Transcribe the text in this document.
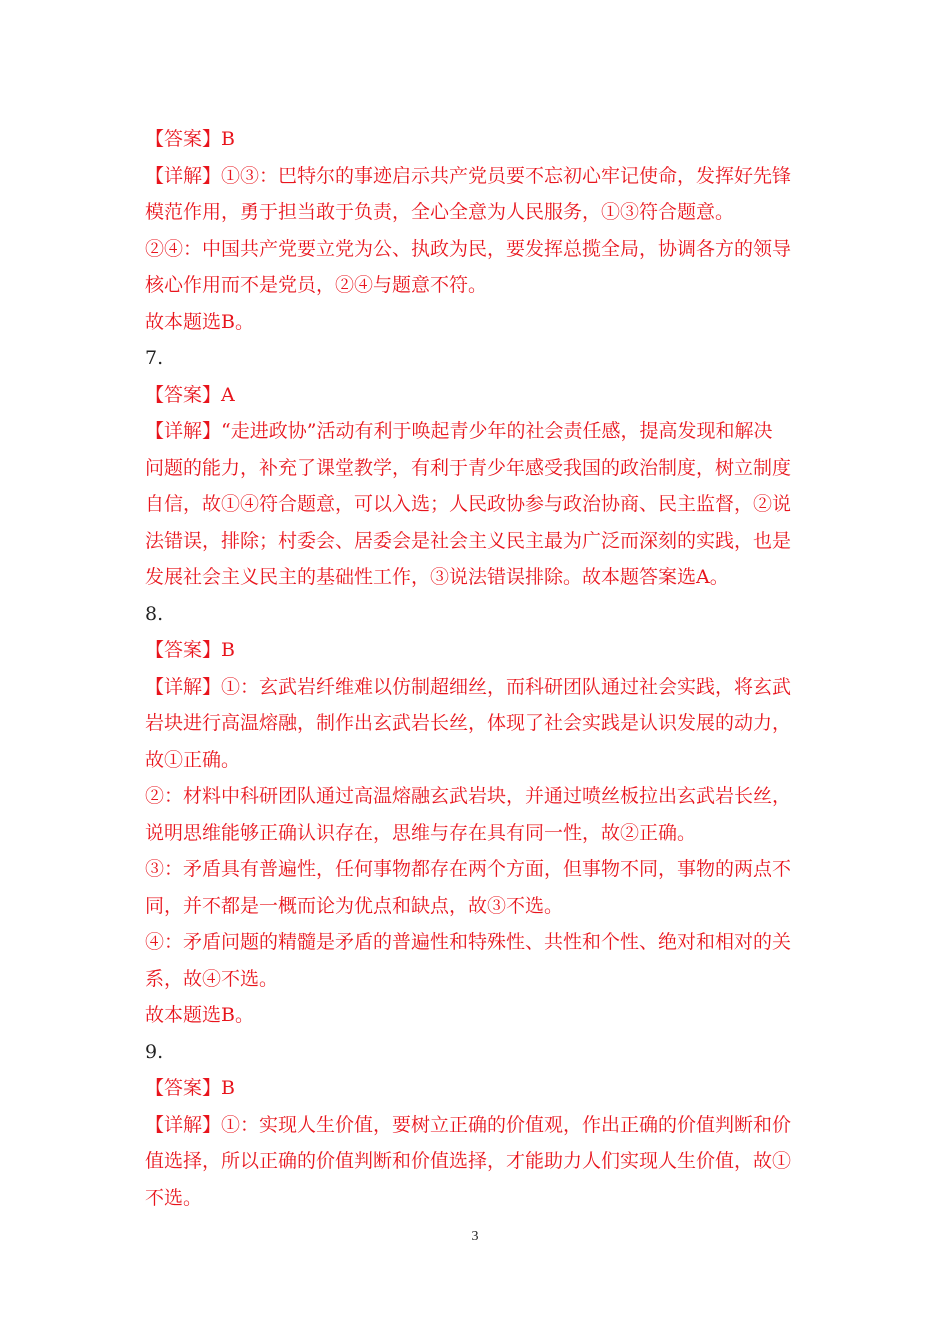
【答案】B
【详解】①③：巴特尔的事迹启示共产党员要不忘初心牢记使命，发挥好先锋
模范作用，勇于担当敢于负责，全心全意为人民服务，①③符合题意。
②④：中国共产党要立党为公、执政为民，要发挥总揽全局，协调各方的领导
核心作用而不是党员，②④与题意不符。
故本题选B。
7.
【答案】A
【详解】“走进政协”活动有利于唤起青少年的社会责任感，提高发现和解决
问题的能力，补充了课堂教学，有利于青少年感受我国的政治制度，树立制度
自信，故①④符合题意，可以入选；人民政协参与政治协商、民主监督，②说
法错误，排除；村委会、居委会是社会主义民主最为广泛而深刻的实践，也是
发展社会主义民主的基础性工作，③说法错误排除。故本题答案选A。
8.
【答案】B
【详解】①：玄武岩纤维难以仿制超细丝，而科研团队通过社会实践，将玄武
岩块进行高温熔融，制作出玄武岩长丝，体现了社会实践是认识发展的动力，
故①正确。
②：材料中科研团队通过高温熔融玄武岩块，并通过喷丝板拉出玄武岩长丝，
说明思维能够正确认识存在，思维与存在具有同一性，故②正确。
③：矛盾具有普遍性，任何事物都存在两个方面，但事物不同，事物的两点不
同，并不都是一概而论为优点和缺点，故③不选。
④：矛盾问题的精髓是矛盾的普遍性和特殊性、共性和个性、绝对和相对的关
系，故④不选。
故本题选B。
9.
【答案】B
【详解】①：实现人生价值，要树立正确的价值观，作出正确的价值判断和价
值选择，所以正确的价值判断和价值选择，才能助力人们实现人生价值，故①
不选。
3
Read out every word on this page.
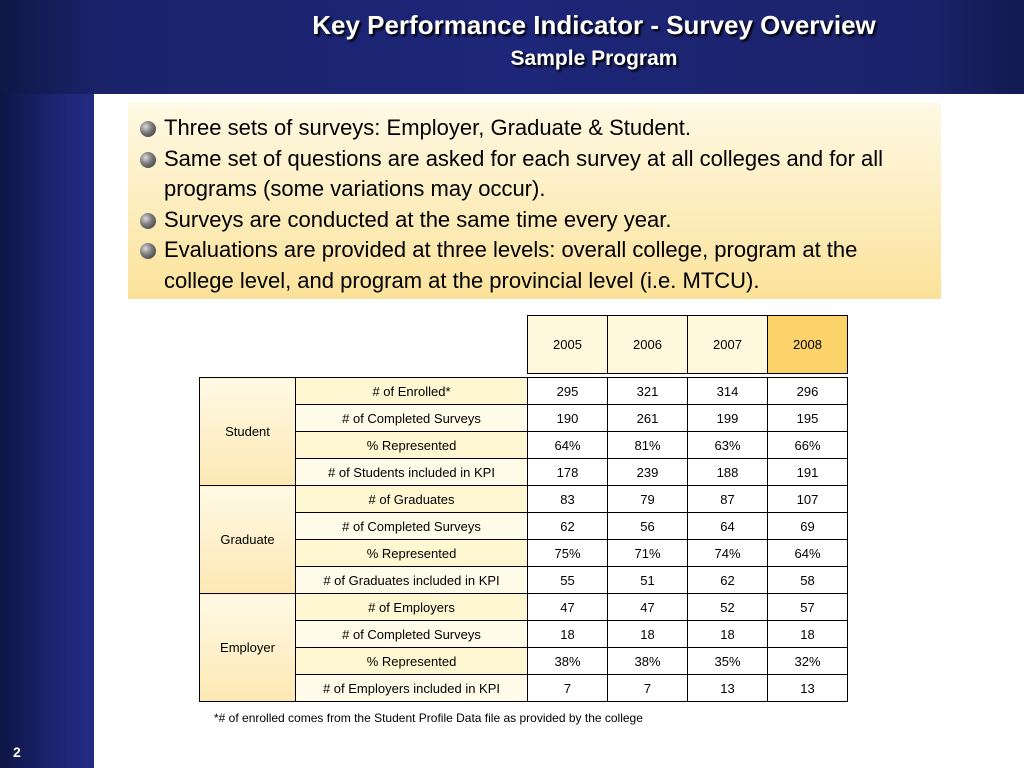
Key Performance Indicator - Survey Overview
Sample Program
2
Three sets of surveys: Employer, Graduate & Student.
Same set of questions are asked for each survey at all colleges and for all programs (some variations may occur).
Surveys are conducted at the same time every year.
Evaluations are provided at three levels: overall college, program at the college level, and program at the provincial level (i.e. MTCU).
		2005	2006	2007	2008

Student	# of Enrolled*	295	321	314	296
	# of Completed Surveys	190	261	199	195
	% Represented	64%	81%	63%	66%
	# of Students included in KPI	178	239	188	191
Graduate	# of Graduates	83	79	87	107
	# of Completed Surveys	62	56	64	69
	% Represented	75%	71%	74%	64%
	# of Graduates included in KPI	55	51	62	58
Employer	# of Employers	47	47	52	57
	# of Completed Surveys	18	18	18	18
	% Represented	38%	38%	35%	32%
	# of Employers included in KPI	7	7	13	13
*# of enrolled comes from the Student Profile Data file as provided by the college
*-*-*
Extract the lines beginning with the one that contains "Read out every word on this page." and ending with the last line of the listing. Keep them exact and drop the pictures.

→ ANSWER TO THIS EXERCISE:
Read out every word on this page.
Key Performance Indicator - Survey Overview
Sample Program
2
Three sets of surveys: Employer, Graduate & Student.
Same set of questions are asked for each survey at all colleges and for all programs (some variations may occur).
Surveys are conducted at the same time every year.
Evaluations are provided at three levels: overall college, program at the college level, and program at the provincial level (i.e. MTCU).
		2005	2006	2007	2008

Student	# of Enrolled*	295	321	314	296
	# of Completed Surveys	190	261	199	195
	% Represented	64%	81%	63%	66%
	# of Students included in KPI	178	239	188	191
Graduate	# of Graduates	83	79	87	107
	# of Completed Surveys	62	56	64	69
	% Represented	75%	71%	74%	64%
	# of Graduates included in KPI	55	51	62	58
Employer	# of Employers	47	47	52	57
	# of Completed Surveys	18	18	18	18
	% Represented	38%	38%	35%	32%
	# of Employers included in KPI	7	7	13	13
*# of enrolled comes from the Student Profile Data file as provided by the college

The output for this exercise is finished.